Transcribed page data:
+===+

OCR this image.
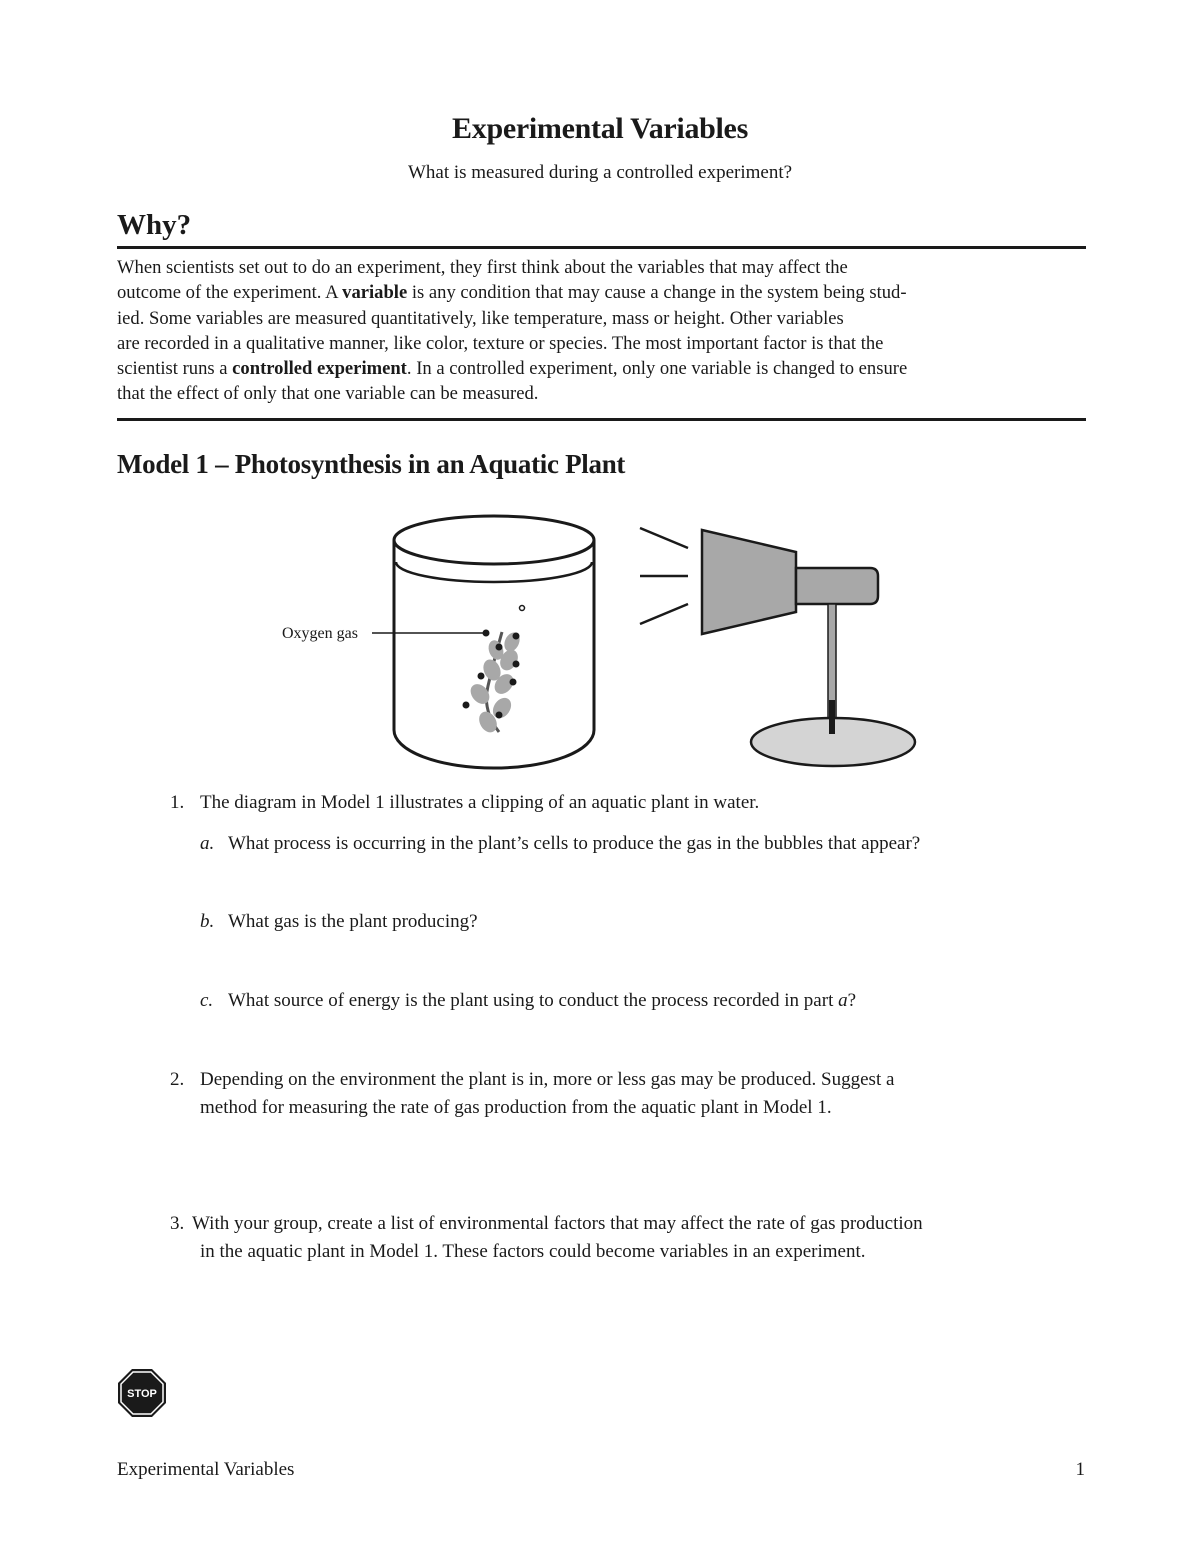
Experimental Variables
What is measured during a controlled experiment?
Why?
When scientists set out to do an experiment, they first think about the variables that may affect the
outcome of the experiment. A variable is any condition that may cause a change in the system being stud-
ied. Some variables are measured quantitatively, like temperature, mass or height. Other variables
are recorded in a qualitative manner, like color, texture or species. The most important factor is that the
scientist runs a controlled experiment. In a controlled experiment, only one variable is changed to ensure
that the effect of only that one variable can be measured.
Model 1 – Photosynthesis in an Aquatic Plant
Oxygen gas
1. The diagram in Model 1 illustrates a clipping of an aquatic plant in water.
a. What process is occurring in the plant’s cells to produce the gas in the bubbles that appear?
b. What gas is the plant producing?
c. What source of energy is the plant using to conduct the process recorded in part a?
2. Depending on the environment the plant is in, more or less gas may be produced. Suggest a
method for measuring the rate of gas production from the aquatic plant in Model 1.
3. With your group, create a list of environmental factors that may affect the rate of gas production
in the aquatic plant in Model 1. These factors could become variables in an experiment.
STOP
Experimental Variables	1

+===+

WHAT IS REQUIRED: Exactly as they stand, retype all the entries, but omit the pictures.

SOLUTION BELOW:
OCR this image.
Experimental Variables
What is measured during a controlled experiment?
Why?
When scientists set out to do an experiment, they first think about the variables that may affect the
outcome of the experiment. A variable is any condition that may cause a change in the system being stud-
ied. Some variables are measured quantitatively, like temperature, mass or height. Other variables
are recorded in a qualitative manner, like color, texture or species. The most important factor is that the
scientist runs a controlled experiment. In a controlled experiment, only one variable is changed to ensure
that the effect of only that one variable can be measured.
Model 1 – Photosynthesis in an Aquatic Plant
Oxygen gas
1. The diagram in Model 1 illustrates a clipping of an aquatic plant in water.
a. What process is occurring in the plant’s cells to produce the gas in the bubbles that appear?
b. What gas is the plant producing?
c. What source of energy is the plant using to conduct the process recorded in part a?
2. Depending on the environment the plant is in, more or less gas may be produced. Suggest a
method for measuring the rate of gas production from the aquatic plant in Model 1.
3. With your group, create a list of environmental factors that may affect the rate of gas production
in the aquatic plant in Model 1. These factors could become variables in an experiment.
STOP
Experimental Variables	1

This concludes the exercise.